*Short problem 1*:
In the records, copy out verbatim every line from the line with "lira-sign: ₤: [324, 260, 342, 277]" to the line with "dash-leader: – – —: [191, 421, 324, 437]", including both of those lines.

*Document text*:

____________________

Monday, May 27, 2019

Why should a liberal waive the Stars and Stripes?

 As long as I remember and wherever I lived, I have always had an American flag proudly hanging in front of my house on Memorial Day.  What? Me, a professed liberal?  So divided are we as a nation, that we assume that anyone who shows their colors must be a right-wing, hyper-patriot who considers themselves the only true patriots; their country right or wrong.  Yes,  it is for the country and its form of government, the republic for which the flag stands,  to which I pledge allegiance, but I do not swear allegiance to the individual occupying a high office. I reserve my Constitutionally given right to support or to criticize and object, especially if I fear those leaders are undermining the very reasons for which our country was founded.

 I am of the silent generation, a child during  World War II,  shaped by the Cold War,  a student in Berlin before the Wall, married to a refugee from a Communist country ruled by a dictator (Yugoslavia), and I remember once upon a time when all saluted the flag. That was before Viet Nam when many were disillusioned with lies and miscalculations of those who were in the White House. It became unfashionable for many who considered themselves ideologically to the left to display our flag. Patriotism was not the solely owned symbol of a certain ideology before Viet Nam and it should not be now. What I am saluting by raising my flag are those who died to keep our democracy free, an uncle after whom I am named, who fought for America in three wars and lies in Ft. Hood's cemetery and for others like him.

 Being a first-hand witness of the alternatives to American democracy, my concept of freedom is about those freedoms protected in our Constitution and a government established by those who did not want us to be governed ever again by a king, an autocrat, or a dictator.  We are a  country with a bill of rights amended to the Constitution and a structure of government to give those who did want ever again to be governed by a king a method and a voice to keep any wannabe autocrat checked, balanced, and subject to the same rule of law as those governed.

____________________

*Given records*:
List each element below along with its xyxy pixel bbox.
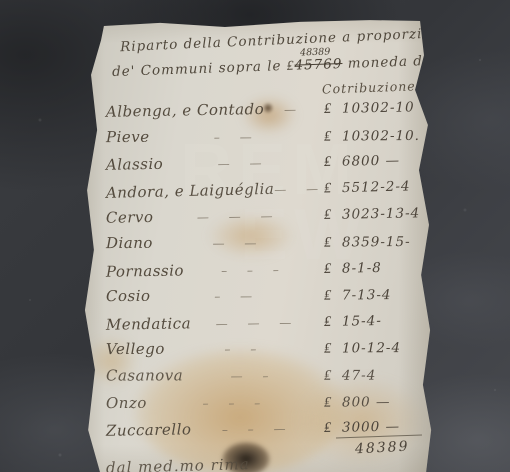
lira-sign: ₤: [324, 260, 342, 277]
list-item: Pornassio– – –₤8-1-8: [106, 257, 424, 289]
amount: 800 —: [342, 393, 424, 410]
town-name: Pornassio: [106, 261, 184, 280]
contribution-list: Albenga, e Contado—₤10302-10 Pieve– —₤10…: [106, 100, 424, 446]
dash-leader: – —: [150, 289, 324, 304]
bottom-partial-line: dal med.mo rima: [106, 455, 250, 472]
dash-leader: — –: [183, 369, 324, 383]
list-item: Cosio– —₤7-13-4: [106, 285, 424, 314]
manuscript-paper: Riparto della Contribuzione a proporzion…: [76, 16, 434, 472]
dash-leader: – – —: [191, 421, 324, 437]
amount: 15-4-: [342, 312, 424, 329]
lira-sign: ₤: [324, 341, 342, 358]
lira-sign: ₤: [324, 394, 342, 411]
amount: 5512-2-4: [342, 178, 424, 196]
list-item: Albenga, e Contado—₤10302-10: [106, 97, 424, 129]
title-line2-suffix: moneda di d.a: [342, 52, 458, 72]
amount: 3023-13-4: [342, 206, 424, 223]
town-name: Albenga, e Contado: [106, 100, 265, 121]
dash-leader: – —: [150, 129, 324, 144]
lira-sign: ₤: [324, 154, 342, 171]
town-name: Diano: [106, 234, 153, 252]
town-name: Pieve: [106, 127, 150, 145]
dash-leader: – –: [165, 342, 324, 357]
amount: 8-1-8: [342, 259, 424, 276]
lira-sign: ₤: [324, 288, 342, 305]
town-name: Vellego: [106, 340, 165, 358]
lira-sign: ₤: [324, 180, 342, 197]
amount: 7-13-4: [342, 287, 424, 304]
lira-sign: ₤: [324, 207, 342, 224]
lira-sign: ₤: [324, 368, 342, 385]
town-name: Andora, e Laiguéglia: [106, 180, 275, 202]
struck-amount: 4576948389: [294, 56, 342, 74]
list-item: Onzo– – –₤800 —: [106, 391, 424, 420]
lira-sign: ₤: [324, 420, 342, 437]
amount: 10302-10.: [342, 127, 424, 144]
town-name: Alassio: [106, 155, 164, 174]
dash-leader: — —: [163, 155, 324, 172]
list-item: Cervo— — —₤3023-13-4: [106, 204, 424, 236]
amount: 10302-10: [342, 99, 424, 116]
town-name: Casanova: [106, 366, 183, 384]
amount: 3000 —: [342, 418, 424, 435]
town-name: Onzo: [106, 393, 147, 411]
lira-sign: ₤: [324, 234, 342, 251]
dash-leader: – – –: [184, 262, 324, 278]
town-name: Cervo: [106, 208, 154, 227]
dash-leader: — — —: [153, 208, 324, 225]
photo-of-manuscript: Riparto della Contribuzione a proporzion…: [0, 0, 510, 472]
total-amount: 48389: [355, 439, 410, 458]
list-item: Vellego– –₤10-12-4: [106, 338, 424, 367]
list-item: Pieve– —₤10302-10.: [106, 125, 424, 154]
amount: 47-4: [342, 367, 424, 383]
dash-leader: — —: [153, 236, 324, 251]
dash-leader: — —: [274, 181, 324, 196]
corrected-amount: 48389: [300, 46, 331, 58]
amount: 6800 —: [342, 152, 424, 169]
lira-sign: ₤: [324, 128, 342, 145]
dash-leader: — — —: [191, 315, 324, 331]
list-item: Casanova— –₤47-4: [106, 365, 424, 393]
amount: 8359-15-: [342, 234, 424, 251]
dash-leader: – – –: [147, 395, 324, 410]
town-name: Mendatica: [106, 314, 191, 333]
amount: 10-12-4: [342, 340, 424, 357]
lira-sign: ₤: [324, 313, 342, 330]
dash-leader: —: [264, 102, 324, 117]
town-name: Cosio: [106, 287, 151, 305]
town-name: Zuccarello: [106, 420, 192, 439]
list-item: Diano— —₤8359-15-: [106, 232, 424, 261]
lira-sign: ₤: [324, 101, 342, 118]
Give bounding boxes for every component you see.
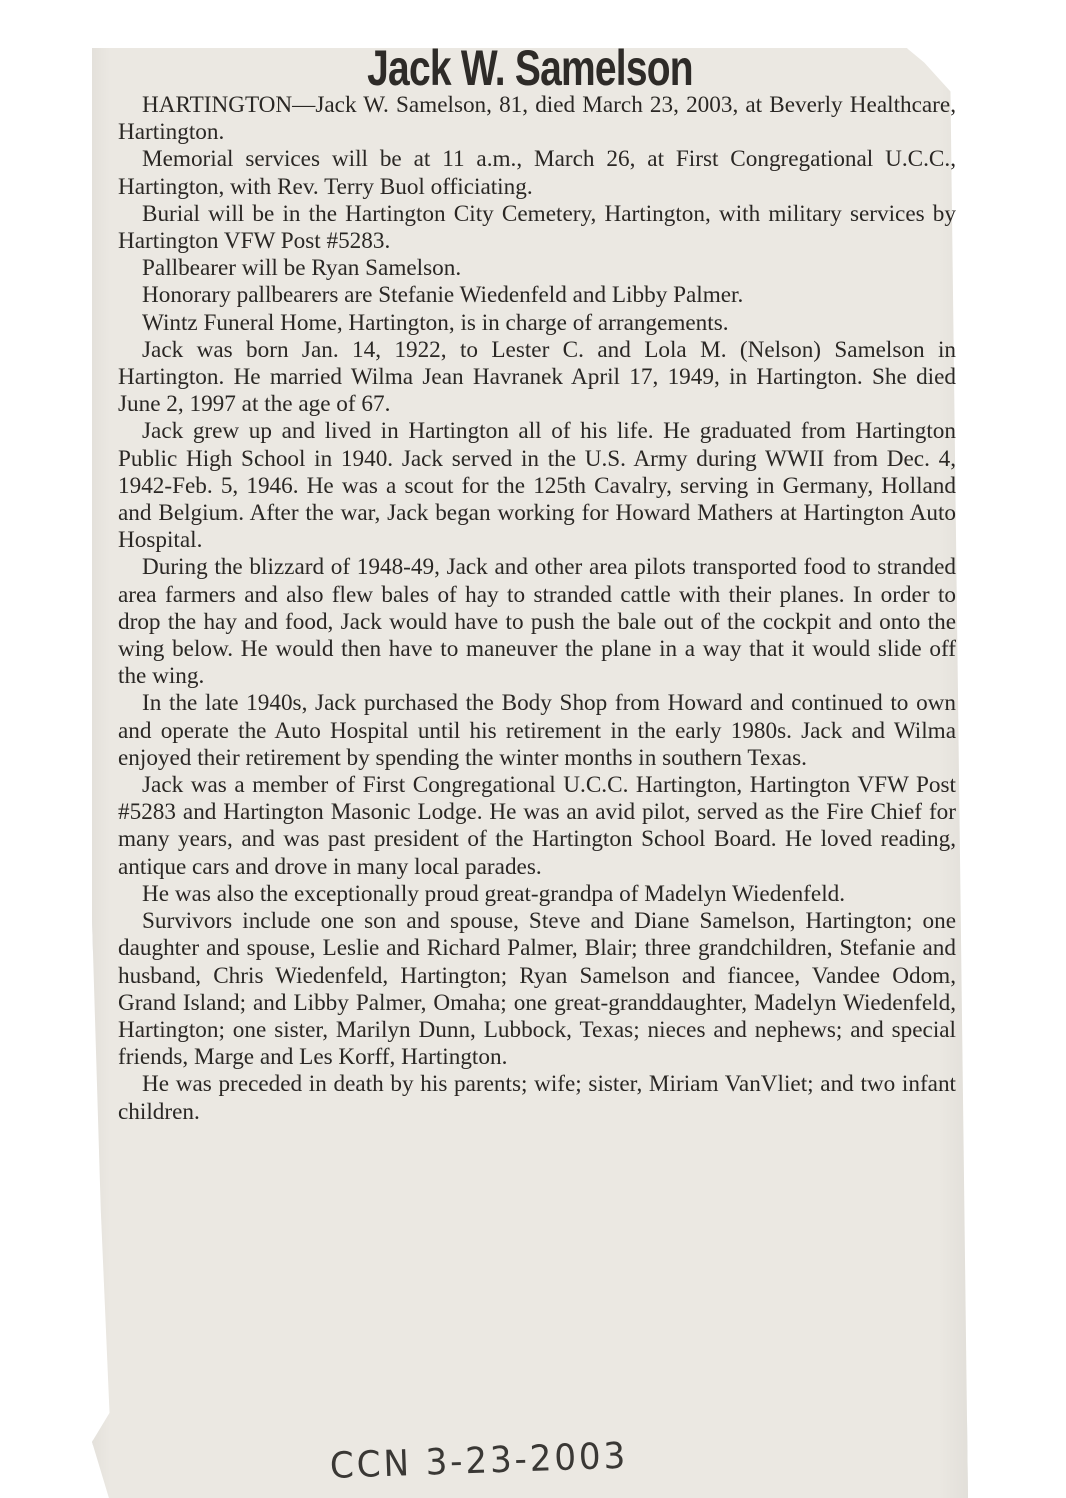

____________________

*Short problem 2*:
Carry on the essay about a liberal flying the flag on Memorial Day, picking up right after its last sentence.

*Result 1*:
lira-sign: ₤: [324, 260, 342, 277]
list-item: Pornassio– – –₤8-1-8: [106, 257, 424, 289]
amount: 800 —: [342, 393, 424, 410]
town-name: Pornassio: [106, 261, 184, 280]
contribution-list: Albenga, e Contado—₤10302-10 Pieve– —₤10…: [106, 100, 424, 446]
dash-leader: – —: [150, 289, 324, 304]
bottom-partial-line: dal med.mo rima: [106, 455, 250, 472]
dash-leader: — –: [183, 369, 324, 383]
list-item: Cosio– —₤7-13-4: [106, 285, 424, 314]
manuscript-paper: Riparto della Contribuzione a proporzion…: [76, 16, 434, 472]
dash-leader: – – —: [191, 421, 324, 437]

*Result 2*:
It was not by accident my college major was political science. I have been actively engaged in politics my whole adult life, and I have never been silent. Civics to me was not a boring subject; it affected my life in concrete ways, as it still does.  It is not by accident I write from a viewpoint that honors and respects what commentators and scientists call a liberal democracy because of its protections of civil rights and free speech that permit the people to have a say in its governance.  It is also not by accident that I treasure and exercise the right of a journalist who may differ with the president to be published in media, free of retaliation and retribution from an imperial executive who calls the press "the enemy of the people".  It is not by accident that I object to a president who summons and benefits from an adversary of our country to help him win an election and then ignores, denies, and lies about it as he admires and embraces the foreign policy of that same foreign power. We did not fight World War II and the Cold War to become some other country's satellite.  So I am showing the colors today because I am a liberal, not in spite of it.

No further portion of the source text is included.